## Begin Record list
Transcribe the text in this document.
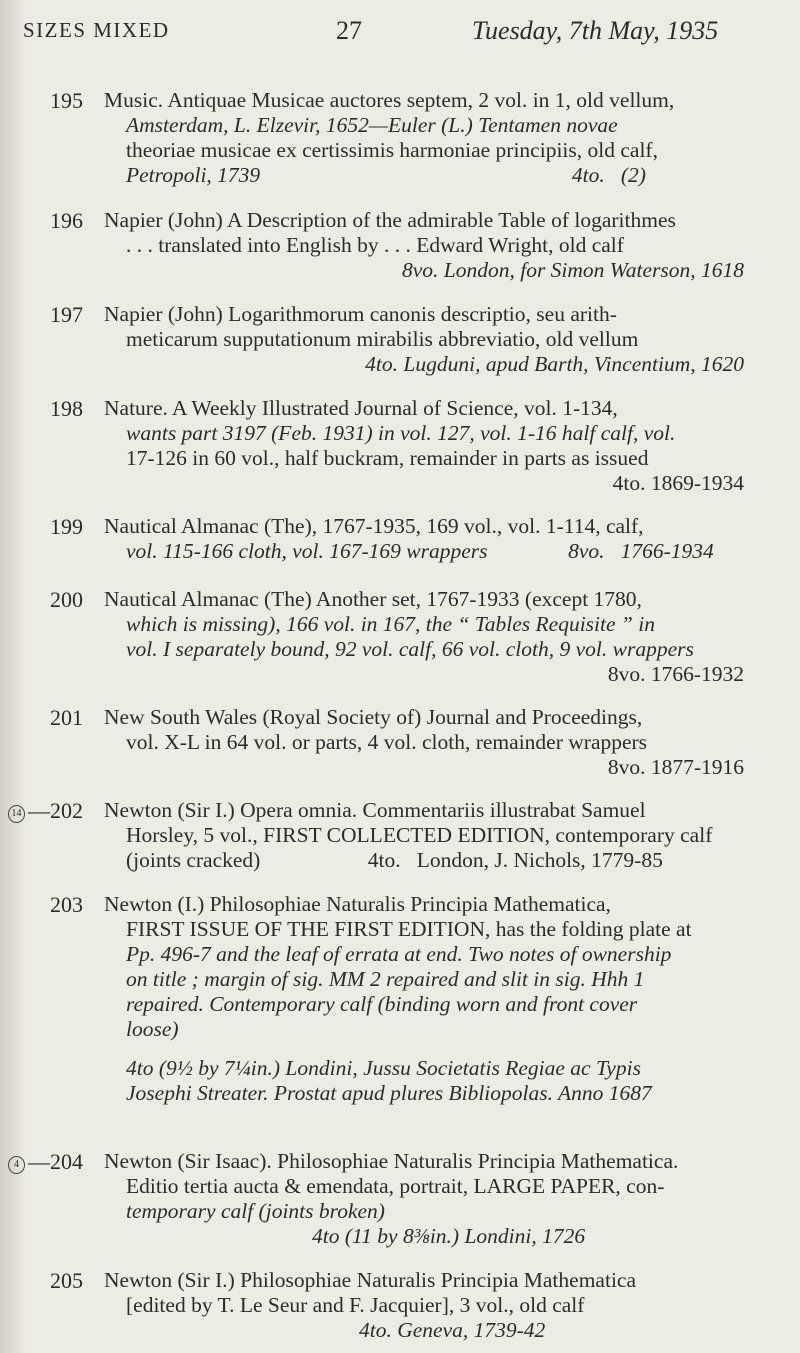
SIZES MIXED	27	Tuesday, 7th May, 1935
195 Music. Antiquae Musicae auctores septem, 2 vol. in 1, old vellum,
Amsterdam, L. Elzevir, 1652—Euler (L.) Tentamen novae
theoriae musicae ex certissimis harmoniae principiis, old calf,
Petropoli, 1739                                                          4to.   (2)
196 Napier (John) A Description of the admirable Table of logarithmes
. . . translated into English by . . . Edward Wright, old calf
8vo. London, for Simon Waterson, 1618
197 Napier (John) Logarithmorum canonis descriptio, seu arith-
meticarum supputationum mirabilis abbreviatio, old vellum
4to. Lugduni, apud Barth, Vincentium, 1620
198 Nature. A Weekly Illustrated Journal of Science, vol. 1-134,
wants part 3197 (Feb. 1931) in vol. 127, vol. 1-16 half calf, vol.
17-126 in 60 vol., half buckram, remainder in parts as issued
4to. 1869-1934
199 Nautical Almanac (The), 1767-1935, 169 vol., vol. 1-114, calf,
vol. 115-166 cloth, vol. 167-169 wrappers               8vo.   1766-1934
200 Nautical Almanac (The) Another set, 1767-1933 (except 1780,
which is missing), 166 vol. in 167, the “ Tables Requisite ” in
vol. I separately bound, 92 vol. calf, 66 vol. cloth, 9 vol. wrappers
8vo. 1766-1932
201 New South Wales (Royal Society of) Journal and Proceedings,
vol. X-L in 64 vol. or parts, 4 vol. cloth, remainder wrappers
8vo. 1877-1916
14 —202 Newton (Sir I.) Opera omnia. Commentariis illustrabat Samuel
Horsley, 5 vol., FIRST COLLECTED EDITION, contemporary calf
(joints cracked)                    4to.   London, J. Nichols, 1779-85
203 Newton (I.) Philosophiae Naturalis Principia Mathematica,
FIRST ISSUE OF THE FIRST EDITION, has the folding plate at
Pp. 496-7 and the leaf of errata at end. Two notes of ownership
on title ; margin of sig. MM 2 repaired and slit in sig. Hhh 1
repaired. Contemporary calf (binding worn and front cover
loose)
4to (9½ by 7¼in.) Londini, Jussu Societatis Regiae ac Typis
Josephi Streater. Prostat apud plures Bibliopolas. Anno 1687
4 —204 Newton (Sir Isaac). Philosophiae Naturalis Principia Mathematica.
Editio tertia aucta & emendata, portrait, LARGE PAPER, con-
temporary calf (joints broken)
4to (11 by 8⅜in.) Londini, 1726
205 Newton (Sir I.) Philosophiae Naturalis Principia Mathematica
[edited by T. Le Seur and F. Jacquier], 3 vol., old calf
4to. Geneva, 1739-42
## End Record list
## Begin Record list
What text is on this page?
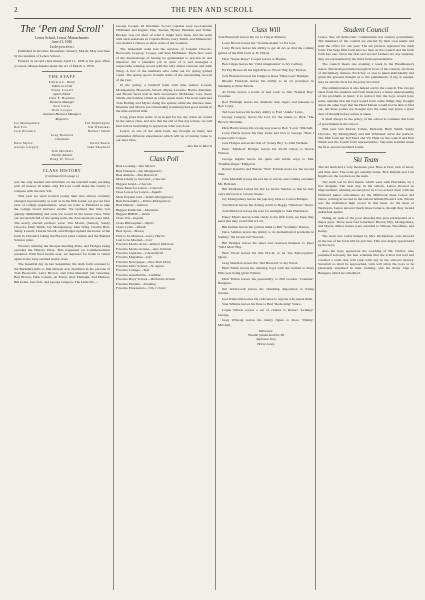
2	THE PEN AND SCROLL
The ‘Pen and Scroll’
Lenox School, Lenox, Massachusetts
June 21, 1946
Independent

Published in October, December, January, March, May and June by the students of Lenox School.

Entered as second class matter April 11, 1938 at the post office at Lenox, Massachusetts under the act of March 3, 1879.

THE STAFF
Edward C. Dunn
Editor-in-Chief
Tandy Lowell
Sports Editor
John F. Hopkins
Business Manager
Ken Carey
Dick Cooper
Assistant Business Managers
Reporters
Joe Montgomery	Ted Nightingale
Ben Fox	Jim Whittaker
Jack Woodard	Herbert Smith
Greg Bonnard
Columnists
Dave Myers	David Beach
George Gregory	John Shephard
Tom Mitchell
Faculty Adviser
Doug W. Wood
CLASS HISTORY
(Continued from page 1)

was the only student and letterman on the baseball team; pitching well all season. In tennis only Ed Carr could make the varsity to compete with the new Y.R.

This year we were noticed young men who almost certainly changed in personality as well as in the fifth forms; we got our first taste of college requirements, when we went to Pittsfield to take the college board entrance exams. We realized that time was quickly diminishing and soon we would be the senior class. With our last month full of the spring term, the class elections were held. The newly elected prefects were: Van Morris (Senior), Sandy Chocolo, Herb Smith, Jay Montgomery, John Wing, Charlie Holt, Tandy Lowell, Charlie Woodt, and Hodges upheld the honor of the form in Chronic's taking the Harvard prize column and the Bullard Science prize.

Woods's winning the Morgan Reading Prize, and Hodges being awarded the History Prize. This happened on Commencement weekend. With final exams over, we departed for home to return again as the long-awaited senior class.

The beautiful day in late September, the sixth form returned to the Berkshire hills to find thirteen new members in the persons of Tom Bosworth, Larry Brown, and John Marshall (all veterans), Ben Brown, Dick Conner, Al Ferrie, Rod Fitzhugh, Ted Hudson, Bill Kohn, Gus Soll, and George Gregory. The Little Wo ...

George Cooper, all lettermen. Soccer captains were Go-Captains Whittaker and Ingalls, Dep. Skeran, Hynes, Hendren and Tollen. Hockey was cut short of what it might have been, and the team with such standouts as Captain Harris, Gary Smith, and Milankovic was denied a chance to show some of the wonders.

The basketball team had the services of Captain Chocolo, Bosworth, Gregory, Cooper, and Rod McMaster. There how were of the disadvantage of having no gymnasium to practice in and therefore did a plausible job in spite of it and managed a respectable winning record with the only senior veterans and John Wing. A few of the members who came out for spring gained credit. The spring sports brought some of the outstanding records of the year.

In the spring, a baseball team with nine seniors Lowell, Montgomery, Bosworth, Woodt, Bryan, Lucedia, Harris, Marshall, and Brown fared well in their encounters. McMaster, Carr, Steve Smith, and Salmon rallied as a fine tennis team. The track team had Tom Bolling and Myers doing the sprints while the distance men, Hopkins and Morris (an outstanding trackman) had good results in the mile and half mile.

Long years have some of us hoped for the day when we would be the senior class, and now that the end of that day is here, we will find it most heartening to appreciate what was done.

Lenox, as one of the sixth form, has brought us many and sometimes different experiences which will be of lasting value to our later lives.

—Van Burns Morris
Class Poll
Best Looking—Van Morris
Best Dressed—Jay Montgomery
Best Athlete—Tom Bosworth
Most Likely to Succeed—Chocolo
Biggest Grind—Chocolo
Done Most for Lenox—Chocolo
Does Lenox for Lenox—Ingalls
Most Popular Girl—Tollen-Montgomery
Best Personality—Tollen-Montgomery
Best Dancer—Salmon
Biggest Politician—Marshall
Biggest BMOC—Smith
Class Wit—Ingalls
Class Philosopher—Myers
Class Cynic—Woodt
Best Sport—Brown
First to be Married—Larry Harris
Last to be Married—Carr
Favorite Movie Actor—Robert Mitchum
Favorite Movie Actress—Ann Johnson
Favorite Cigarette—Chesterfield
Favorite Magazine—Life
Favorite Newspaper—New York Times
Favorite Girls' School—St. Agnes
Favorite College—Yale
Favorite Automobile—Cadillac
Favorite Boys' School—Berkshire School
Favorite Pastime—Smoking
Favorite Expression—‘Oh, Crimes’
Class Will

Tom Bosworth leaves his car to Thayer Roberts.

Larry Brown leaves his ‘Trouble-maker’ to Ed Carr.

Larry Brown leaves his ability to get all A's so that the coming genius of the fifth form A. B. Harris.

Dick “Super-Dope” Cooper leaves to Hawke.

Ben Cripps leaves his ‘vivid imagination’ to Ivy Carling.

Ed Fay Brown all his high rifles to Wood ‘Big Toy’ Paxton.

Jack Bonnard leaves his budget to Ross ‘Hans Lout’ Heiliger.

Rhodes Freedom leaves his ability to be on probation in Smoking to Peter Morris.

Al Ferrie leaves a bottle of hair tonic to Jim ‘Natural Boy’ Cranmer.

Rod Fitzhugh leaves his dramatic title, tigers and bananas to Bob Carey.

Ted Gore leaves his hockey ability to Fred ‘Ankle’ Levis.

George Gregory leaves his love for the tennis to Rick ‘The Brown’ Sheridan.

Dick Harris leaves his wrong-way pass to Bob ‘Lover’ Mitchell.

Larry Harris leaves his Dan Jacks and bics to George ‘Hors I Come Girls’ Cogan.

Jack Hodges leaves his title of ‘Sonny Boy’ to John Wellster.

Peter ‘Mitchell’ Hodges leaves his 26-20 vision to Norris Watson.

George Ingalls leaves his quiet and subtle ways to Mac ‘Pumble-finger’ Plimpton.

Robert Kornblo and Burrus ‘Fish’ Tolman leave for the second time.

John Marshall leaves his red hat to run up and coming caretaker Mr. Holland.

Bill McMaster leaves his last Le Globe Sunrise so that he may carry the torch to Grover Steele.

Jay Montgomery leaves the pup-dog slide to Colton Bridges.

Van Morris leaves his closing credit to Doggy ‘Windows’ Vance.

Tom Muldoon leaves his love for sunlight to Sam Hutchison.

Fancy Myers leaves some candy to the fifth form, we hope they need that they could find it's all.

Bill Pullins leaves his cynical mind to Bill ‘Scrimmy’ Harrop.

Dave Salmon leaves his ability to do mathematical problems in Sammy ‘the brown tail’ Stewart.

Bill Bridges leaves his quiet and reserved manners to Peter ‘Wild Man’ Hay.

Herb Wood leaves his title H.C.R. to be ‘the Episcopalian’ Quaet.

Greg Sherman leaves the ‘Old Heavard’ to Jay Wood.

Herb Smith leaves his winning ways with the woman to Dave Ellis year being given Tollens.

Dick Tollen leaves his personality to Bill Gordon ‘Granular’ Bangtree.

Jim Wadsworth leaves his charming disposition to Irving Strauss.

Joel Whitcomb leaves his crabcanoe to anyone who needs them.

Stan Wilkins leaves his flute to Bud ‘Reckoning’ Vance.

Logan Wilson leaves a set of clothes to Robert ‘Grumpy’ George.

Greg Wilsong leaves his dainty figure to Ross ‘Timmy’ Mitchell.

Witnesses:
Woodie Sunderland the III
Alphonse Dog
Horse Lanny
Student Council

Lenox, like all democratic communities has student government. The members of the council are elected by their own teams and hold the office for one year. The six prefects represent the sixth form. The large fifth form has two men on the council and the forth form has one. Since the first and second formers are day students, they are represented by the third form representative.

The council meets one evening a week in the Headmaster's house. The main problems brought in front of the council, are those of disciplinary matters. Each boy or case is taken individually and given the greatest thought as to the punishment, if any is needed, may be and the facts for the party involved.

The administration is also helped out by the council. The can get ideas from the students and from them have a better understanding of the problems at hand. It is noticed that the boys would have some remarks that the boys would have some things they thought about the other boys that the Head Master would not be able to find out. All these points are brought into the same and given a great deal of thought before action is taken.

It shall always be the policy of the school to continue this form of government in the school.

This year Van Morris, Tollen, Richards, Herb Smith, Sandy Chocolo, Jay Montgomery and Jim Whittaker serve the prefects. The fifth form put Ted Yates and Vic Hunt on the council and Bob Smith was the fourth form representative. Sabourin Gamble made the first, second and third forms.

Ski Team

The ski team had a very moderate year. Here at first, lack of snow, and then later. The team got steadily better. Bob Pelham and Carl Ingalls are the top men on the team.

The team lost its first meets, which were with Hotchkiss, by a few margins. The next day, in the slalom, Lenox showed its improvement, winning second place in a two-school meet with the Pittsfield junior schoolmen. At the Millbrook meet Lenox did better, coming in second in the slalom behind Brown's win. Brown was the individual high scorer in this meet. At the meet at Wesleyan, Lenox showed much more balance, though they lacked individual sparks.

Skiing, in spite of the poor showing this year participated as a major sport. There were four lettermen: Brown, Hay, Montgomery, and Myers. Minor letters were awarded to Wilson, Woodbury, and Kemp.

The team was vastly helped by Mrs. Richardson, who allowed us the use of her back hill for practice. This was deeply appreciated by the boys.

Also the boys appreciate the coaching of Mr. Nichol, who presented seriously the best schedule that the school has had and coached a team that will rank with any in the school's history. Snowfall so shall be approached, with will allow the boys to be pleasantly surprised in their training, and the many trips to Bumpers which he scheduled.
## End Record list
## Task objective
Show the lines of the records that include the string "George".

## The result
George Gregory	John Shephard
The beautiful day in late September, the sixth form returned to the Berkshire hills to find thirteen new members in the persons of Tom Bosworth, Larry Brown, and John Marshall (all veterans), Ben Brown, Dick Conner, Al Ferrie, Rod Fitzhugh, Ted Hudson, Bill Kohn, Gus Soll, and George Gregory. The Little Wo ...
George Cooper, all lettermen. Soccer captains were Go-Captains Whittaker and Ingalls, Dep. Skeran, Hynes, Hendren and Tollen. Hockey was cut short of what it might have been, and the team with such standouts as Captain Harris, Gary Smith, and Milankovic was denied a chance to show some of the wonders.
George Gregory leaves his love for the tennis to Rick ‘The Brown’ Sheridan.
Larry Harris leaves his Dan Jacks and bics to George ‘Hors I Come Girls’ Cogan.
George Ingalls leaves his quiet and subtle ways to Mac ‘Pumble-finger’ Plimpton.
Logan Wilson leaves a set of clothes to Robert ‘Grumpy’ George.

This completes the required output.